- [Exercise description]: Copy out the listing exactly.
— START OF Exercise materials —
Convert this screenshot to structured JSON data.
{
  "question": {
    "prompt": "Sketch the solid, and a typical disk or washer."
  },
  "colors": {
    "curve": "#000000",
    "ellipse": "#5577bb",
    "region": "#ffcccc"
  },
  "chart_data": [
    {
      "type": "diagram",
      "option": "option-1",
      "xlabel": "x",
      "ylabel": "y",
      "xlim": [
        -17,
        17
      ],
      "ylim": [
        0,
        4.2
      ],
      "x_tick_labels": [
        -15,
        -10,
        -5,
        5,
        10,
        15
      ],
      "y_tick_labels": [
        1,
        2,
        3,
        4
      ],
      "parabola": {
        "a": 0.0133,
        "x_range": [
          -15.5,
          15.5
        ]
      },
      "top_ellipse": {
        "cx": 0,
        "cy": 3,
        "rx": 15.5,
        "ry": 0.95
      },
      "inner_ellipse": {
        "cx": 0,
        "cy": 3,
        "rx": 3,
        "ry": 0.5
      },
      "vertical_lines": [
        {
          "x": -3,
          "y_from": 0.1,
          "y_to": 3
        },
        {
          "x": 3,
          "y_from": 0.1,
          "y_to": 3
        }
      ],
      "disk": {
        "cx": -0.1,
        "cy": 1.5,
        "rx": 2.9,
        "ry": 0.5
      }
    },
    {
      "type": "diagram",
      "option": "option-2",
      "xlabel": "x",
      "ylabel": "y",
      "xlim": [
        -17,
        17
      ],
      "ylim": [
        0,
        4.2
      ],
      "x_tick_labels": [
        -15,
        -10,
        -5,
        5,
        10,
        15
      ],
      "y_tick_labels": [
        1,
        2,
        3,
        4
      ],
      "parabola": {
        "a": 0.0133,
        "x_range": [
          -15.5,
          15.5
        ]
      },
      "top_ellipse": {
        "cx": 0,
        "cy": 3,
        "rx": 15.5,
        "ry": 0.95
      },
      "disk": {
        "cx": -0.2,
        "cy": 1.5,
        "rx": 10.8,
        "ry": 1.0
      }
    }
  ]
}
— END OF Exercise materials —
- [The reply]:
Convert this screenshot to structured JSON data.
{
  "question": {
    "prompt": "Sketch the solid, and a typical disk or washer."
  },
  "colors": {
    "curve": "#000000",
    "ellipse": "#5577bb",
    "region": "#ffcccc"
  },
  "chart_data": [
    {
      "type": "diagram",
      "option": "option-1",
      "xlabel": "x",
      "ylabel": "y",
      "xlim": [
        -17,
        17
      ],
      "ylim": [
        0,
        4.2
      ],
      "x_tick_labels": [
        -15,
        -10,
        -5,
        5,
        10,
        15
      ],
      "y_tick_labels": [
        1,
        2,
        3,
        4
      ],
      "parabola": {
        "a": 0.0133,
        "x_range": [
          -15.5,
          15.5
        ]
      },
      "top_ellipse": {
        "cx": 0,
        "cy": 3,
        "rx": 15.5,
        "ry": 0.95
      },
      "inner_ellipse": {
        "cx": 0,
        "cy": 3,
        "rx": 3,
        "ry": 0.5
      },
      "vertical_lines": [
        {
          "x": -3,
          "y_from": 0.1,
          "y_to": 3
        },
        {
          "x": 3,
          "y_from": 0.1,
          "y_to": 3
        }
      ],
      "disk": {
        "cx": -0.1,
        "cy": 1.5,
        "rx": 2.9,
        "ry": 0.5
      }
    },
    {
      "type": "diagram",
      "option": "option-2",
      "xlabel": "x",
      "ylabel": "y",
      "xlim": [
        -17,
        17
      ],
      "ylim": [
        0,
        4.2
      ],
      "x_tick_labels": [
        -15,
        -10,
        -5,
        5,
        10,
        15
      ],
      "y_tick_labels": [
        1,
        2,
        3,
        4
      ],
      "parabola": {
        "a": 0.0133,
        "x_range": [
          -15.5,
          15.5
        ]
      },
      "top_ellipse": {
        "cx": 0,
        "cy": 3,
        "rx": 15.5,
        "ry": 0.95
      },
      "disk": {
        "cx": -0.2,
        "cy": 1.5,
        "rx": 10.8,
        "ry": 1.0
      }
    }
  ]
}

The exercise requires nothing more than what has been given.